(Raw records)
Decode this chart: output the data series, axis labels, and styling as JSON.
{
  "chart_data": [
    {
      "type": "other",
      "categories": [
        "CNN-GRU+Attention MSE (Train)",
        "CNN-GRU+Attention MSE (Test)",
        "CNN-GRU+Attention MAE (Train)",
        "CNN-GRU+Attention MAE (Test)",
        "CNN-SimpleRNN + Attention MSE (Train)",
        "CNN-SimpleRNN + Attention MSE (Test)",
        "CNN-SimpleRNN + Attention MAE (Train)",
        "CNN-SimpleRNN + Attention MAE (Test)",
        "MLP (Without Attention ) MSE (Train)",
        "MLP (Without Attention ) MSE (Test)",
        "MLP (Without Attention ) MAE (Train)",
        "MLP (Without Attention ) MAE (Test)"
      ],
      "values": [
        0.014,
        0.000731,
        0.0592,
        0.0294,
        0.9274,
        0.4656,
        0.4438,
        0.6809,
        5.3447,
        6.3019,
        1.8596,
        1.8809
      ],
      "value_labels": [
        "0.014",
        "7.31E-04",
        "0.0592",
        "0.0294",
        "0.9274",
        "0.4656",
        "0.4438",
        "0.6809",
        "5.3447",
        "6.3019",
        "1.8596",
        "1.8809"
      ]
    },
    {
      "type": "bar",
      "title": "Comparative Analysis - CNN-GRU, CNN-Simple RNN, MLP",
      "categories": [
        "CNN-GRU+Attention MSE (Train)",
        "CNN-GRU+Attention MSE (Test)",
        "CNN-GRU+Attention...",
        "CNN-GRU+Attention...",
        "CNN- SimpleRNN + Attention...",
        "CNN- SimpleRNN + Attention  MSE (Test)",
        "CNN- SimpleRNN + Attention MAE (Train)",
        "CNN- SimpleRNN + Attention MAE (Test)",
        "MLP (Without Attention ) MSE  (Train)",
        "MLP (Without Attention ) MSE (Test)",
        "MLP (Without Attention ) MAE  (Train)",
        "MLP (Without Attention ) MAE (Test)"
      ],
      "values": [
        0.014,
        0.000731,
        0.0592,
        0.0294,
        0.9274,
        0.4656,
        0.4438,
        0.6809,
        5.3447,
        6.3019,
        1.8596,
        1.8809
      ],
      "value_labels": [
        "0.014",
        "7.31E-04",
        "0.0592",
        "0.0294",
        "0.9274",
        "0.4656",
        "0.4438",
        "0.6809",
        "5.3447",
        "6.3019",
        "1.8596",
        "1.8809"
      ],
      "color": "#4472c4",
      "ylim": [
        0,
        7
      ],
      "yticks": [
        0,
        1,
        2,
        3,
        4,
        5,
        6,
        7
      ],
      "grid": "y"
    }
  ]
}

### Task requirements
Search the lines above for the string "Test", then show every one that has it.

### Answer for this exercise
        "CNN-GRU+Attention MSE (Test)",
        "CNN-GRU+Attention MAE (Test)",
        "CNN-SimpleRNN + Attention MSE (Test)",
        "CNN-SimpleRNN + Attention MAE (Test)",
        "MLP (Without Attention ) MSE (Test)",
        "MLP (Without Attention ) MAE (Test)"
        "CNN-GRU+Attention MSE (Test)",
        "CNN- SimpleRNN + Attention  MSE (Test)",
        "CNN- SimpleRNN + Attention MAE (Test)",
        "MLP (Without Attention ) MSE (Test)",
        "MLP (Without Attention ) MAE (Test)"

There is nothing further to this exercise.